STORED DATA.
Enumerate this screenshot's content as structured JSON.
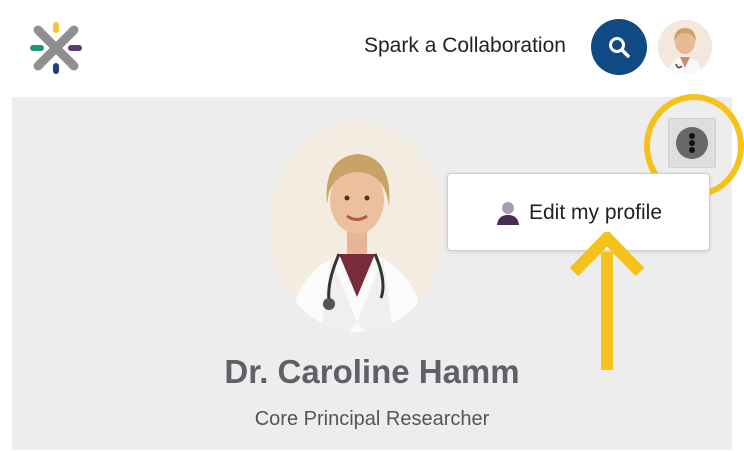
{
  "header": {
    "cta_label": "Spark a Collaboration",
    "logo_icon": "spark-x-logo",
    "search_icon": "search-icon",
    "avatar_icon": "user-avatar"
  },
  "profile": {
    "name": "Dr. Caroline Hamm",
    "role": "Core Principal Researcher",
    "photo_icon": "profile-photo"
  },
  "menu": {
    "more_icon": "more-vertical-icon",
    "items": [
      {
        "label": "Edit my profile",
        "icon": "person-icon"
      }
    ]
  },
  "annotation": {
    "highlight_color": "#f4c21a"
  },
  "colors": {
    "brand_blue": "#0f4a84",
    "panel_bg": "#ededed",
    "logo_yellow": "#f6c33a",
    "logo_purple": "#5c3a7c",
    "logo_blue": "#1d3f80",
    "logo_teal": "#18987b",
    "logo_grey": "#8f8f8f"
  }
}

* * *

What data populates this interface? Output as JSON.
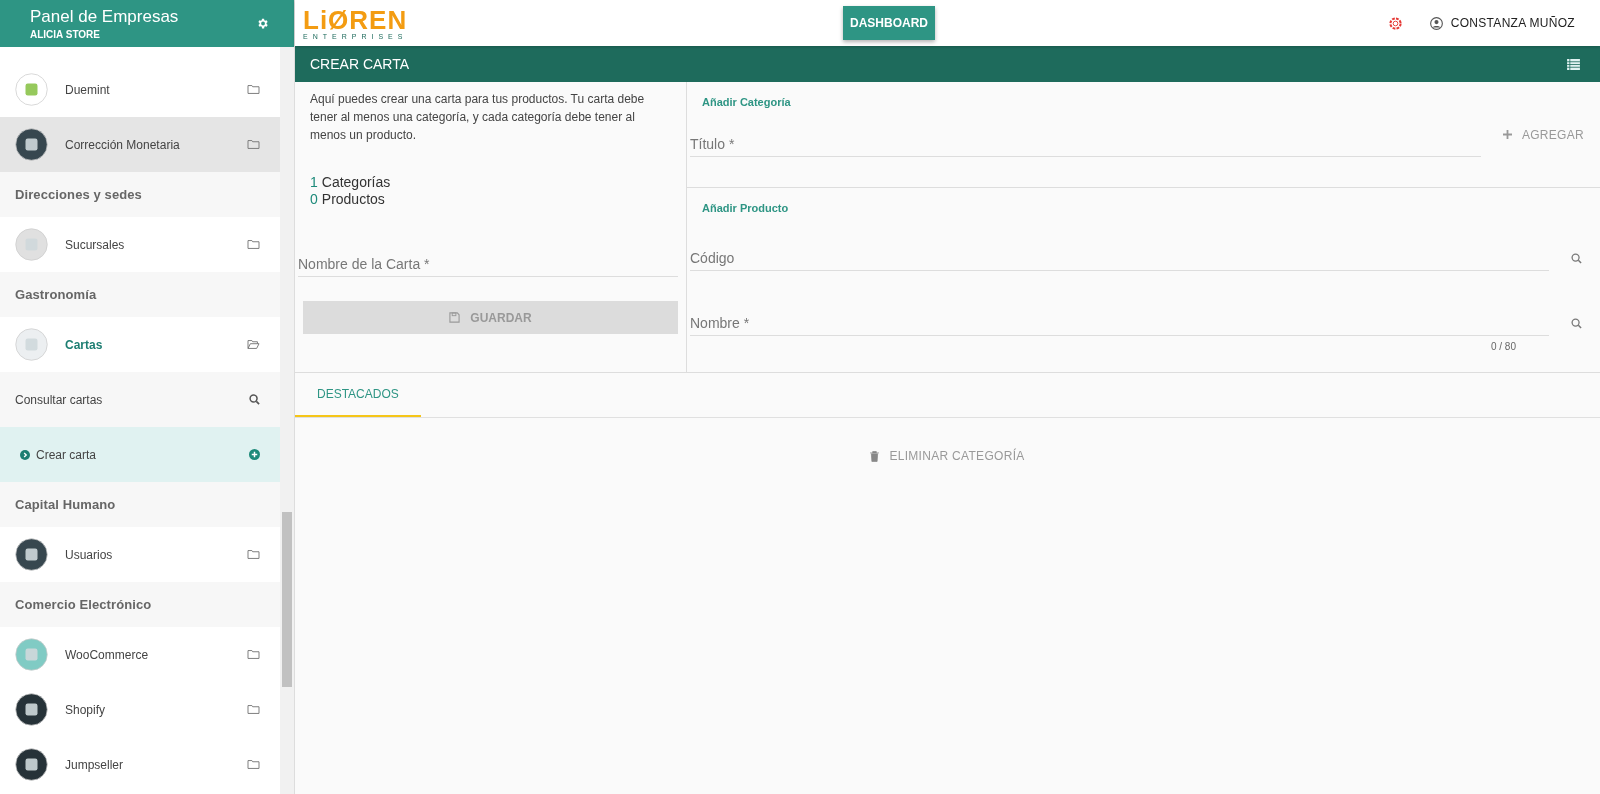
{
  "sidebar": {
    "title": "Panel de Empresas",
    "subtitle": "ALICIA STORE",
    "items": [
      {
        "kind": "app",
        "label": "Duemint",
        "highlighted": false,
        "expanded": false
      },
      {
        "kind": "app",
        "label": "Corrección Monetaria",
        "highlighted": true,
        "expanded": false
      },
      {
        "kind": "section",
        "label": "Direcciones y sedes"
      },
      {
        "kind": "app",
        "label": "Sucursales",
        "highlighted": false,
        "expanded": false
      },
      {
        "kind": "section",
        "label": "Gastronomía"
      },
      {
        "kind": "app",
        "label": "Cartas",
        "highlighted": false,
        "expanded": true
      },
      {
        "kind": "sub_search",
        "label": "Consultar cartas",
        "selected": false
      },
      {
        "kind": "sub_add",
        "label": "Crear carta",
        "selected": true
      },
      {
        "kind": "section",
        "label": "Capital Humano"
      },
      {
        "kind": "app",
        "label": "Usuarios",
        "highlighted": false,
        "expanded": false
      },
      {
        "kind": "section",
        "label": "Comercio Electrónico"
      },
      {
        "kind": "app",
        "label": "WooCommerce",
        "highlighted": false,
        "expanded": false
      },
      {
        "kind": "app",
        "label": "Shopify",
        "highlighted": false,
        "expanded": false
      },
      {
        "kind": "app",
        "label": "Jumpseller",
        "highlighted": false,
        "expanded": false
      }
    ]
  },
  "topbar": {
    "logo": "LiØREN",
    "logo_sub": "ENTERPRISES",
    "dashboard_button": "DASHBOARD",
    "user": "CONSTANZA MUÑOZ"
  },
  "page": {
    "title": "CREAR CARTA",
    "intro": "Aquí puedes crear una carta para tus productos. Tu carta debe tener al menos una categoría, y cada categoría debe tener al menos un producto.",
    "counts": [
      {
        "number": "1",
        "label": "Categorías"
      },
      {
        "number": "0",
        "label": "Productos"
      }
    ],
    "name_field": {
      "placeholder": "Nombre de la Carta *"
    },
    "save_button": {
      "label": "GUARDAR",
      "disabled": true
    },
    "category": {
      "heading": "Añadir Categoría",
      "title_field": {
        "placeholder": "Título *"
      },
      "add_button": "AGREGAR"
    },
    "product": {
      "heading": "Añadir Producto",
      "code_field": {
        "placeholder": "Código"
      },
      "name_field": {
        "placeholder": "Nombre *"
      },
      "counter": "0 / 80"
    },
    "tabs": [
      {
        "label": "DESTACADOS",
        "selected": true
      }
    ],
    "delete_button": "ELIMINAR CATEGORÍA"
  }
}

INSTRUCTIONS TO FOLLOW.
Identify every line above that includes the word "Nombre", and show those lines.

THE RESULT.
      "placeholder": "Nombre de la Carta *"
        "placeholder": "Nombre *"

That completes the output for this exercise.